Exclude the pictures; give every entry again exactly as written.

start Information shown

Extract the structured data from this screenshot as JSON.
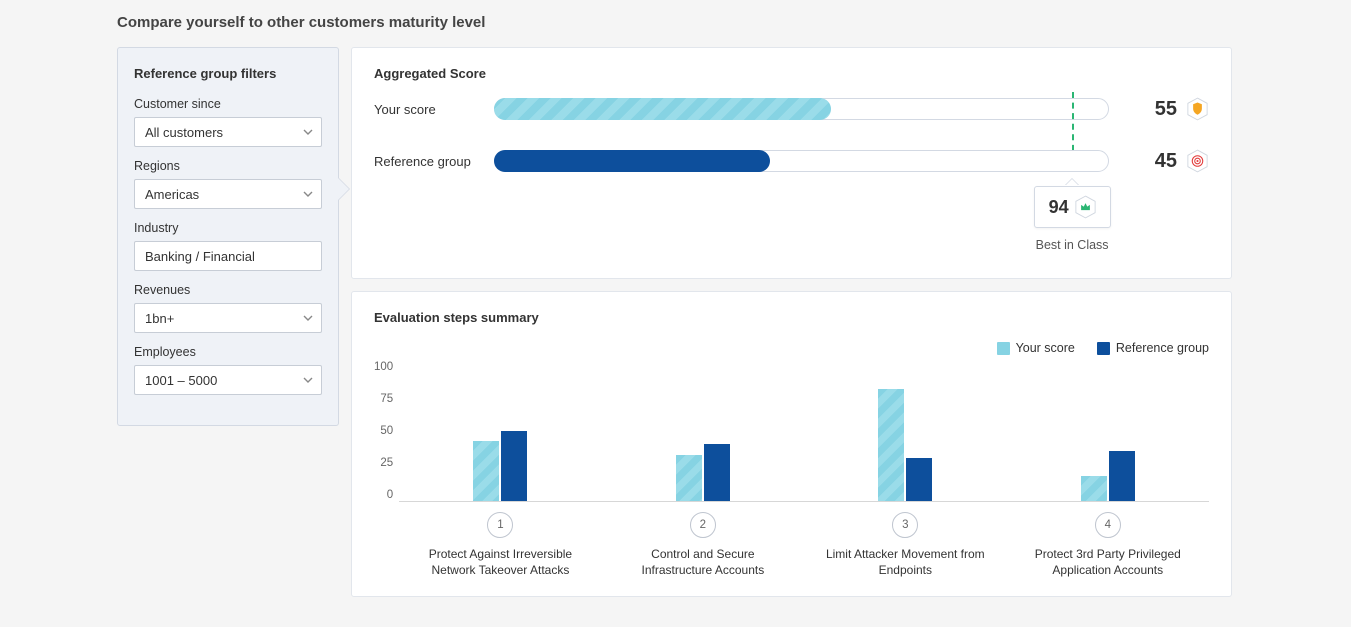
{
  "page_title": "Compare yourself to other customers maturity level",
  "sidebar": {
    "title": "Reference group filters",
    "filters": [
      {
        "label": "Customer since",
        "value": "All customers",
        "has_chevron": true
      },
      {
        "label": "Regions",
        "value": "Americas",
        "has_chevron": true
      },
      {
        "label": "Industry",
        "value": "Banking / Financial",
        "has_chevron": false
      },
      {
        "label": "Revenues",
        "value": "1bn+",
        "has_chevron": true
      },
      {
        "label": "Employees",
        "value": "1001 – 5000",
        "has_chevron": true
      }
    ]
  },
  "aggregated": {
    "title": "Aggregated Score",
    "rows": [
      {
        "label": "Your score",
        "value": 55,
        "style": "yours",
        "icon": "shield"
      },
      {
        "label": "Reference group",
        "value": 45,
        "style": "ref",
        "icon": "target"
      }
    ],
    "best_in_class_value": 94,
    "best_in_class_label": "Best in Class",
    "scale_max": 100
  },
  "evaluation": {
    "title": "Evaluation steps summary",
    "legend": [
      {
        "label": "Your score",
        "style": "yours"
      },
      {
        "label": "Reference group",
        "style": "ref"
      }
    ]
  },
  "chart_data": {
    "type": "bar",
    "ylim": [
      0,
      100
    ],
    "yticks": [
      0,
      25,
      50,
      75,
      100
    ],
    "categories": [
      {
        "n": "1",
        "label": "Protect Against Irreversible Network Takeover Attacks"
      },
      {
        "n": "2",
        "label": "Control and Secure Infrastructure Accounts"
      },
      {
        "n": "3",
        "label": "Limit Attacker Movement from Endpoints"
      },
      {
        "n": "4",
        "label": "Protect 3rd Party Privileged Application Accounts"
      }
    ],
    "series": [
      {
        "name": "Your score",
        "style": "yours",
        "values": [
          43,
          33,
          80,
          18
        ]
      },
      {
        "name": "Reference group",
        "style": "ref",
        "values": [
          50,
          41,
          31,
          36
        ]
      }
    ]
  }
}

end Information shown

* Answer for this exercise:
Extract the structured data from this screenshot as JSON.
{
  "page_title": "Compare yourself to other customers maturity level",
  "sidebar": {
    "title": "Reference group filters",
    "filters": [
      {
        "label": "Customer since",
        "value": "All customers",
        "has_chevron": true
      },
      {
        "label": "Regions",
        "value": "Americas",
        "has_chevron": true
      },
      {
        "label": "Industry",
        "value": "Banking / Financial",
        "has_chevron": false
      },
      {
        "label": "Revenues",
        "value": "1bn+",
        "has_chevron": true
      },
      {
        "label": "Employees",
        "value": "1001 – 5000",
        "has_chevron": true
      }
    ]
  },
  "aggregated": {
    "title": "Aggregated Score",
    "rows": [
      {
        "label": "Your score",
        "value": 55,
        "style": "yours",
        "icon": "shield"
      },
      {
        "label": "Reference group",
        "value": 45,
        "style": "ref",
        "icon": "target"
      }
    ],
    "best_in_class_value": 94,
    "best_in_class_label": "Best in Class",
    "scale_max": 100
  },
  "evaluation": {
    "title": "Evaluation steps summary",
    "legend": [
      {
        "label": "Your score",
        "style": "yours"
      },
      {
        "label": "Reference group",
        "style": "ref"
      }
    ]
  },
  "chart_data": {
    "type": "bar",
    "ylim": [
      0,
      100
    ],
    "yticks": [
      0,
      25,
      50,
      75,
      100
    ],
    "categories": [
      {
        "n": "1",
        "label": "Protect Against Irreversible Network Takeover Attacks"
      },
      {
        "n": "2",
        "label": "Control and Secure Infrastructure Accounts"
      },
      {
        "n": "3",
        "label": "Limit Attacker Movement from Endpoints"
      },
      {
        "n": "4",
        "label": "Protect 3rd Party Privileged Application Accounts"
      }
    ],
    "series": [
      {
        "name": "Your score",
        "style": "yours",
        "values": [
          43,
          33,
          80,
          18
        ]
      },
      {
        "name": "Reference group",
        "style": "ref",
        "values": [
          50,
          41,
          31,
          36
        ]
      }
    ]
  }
}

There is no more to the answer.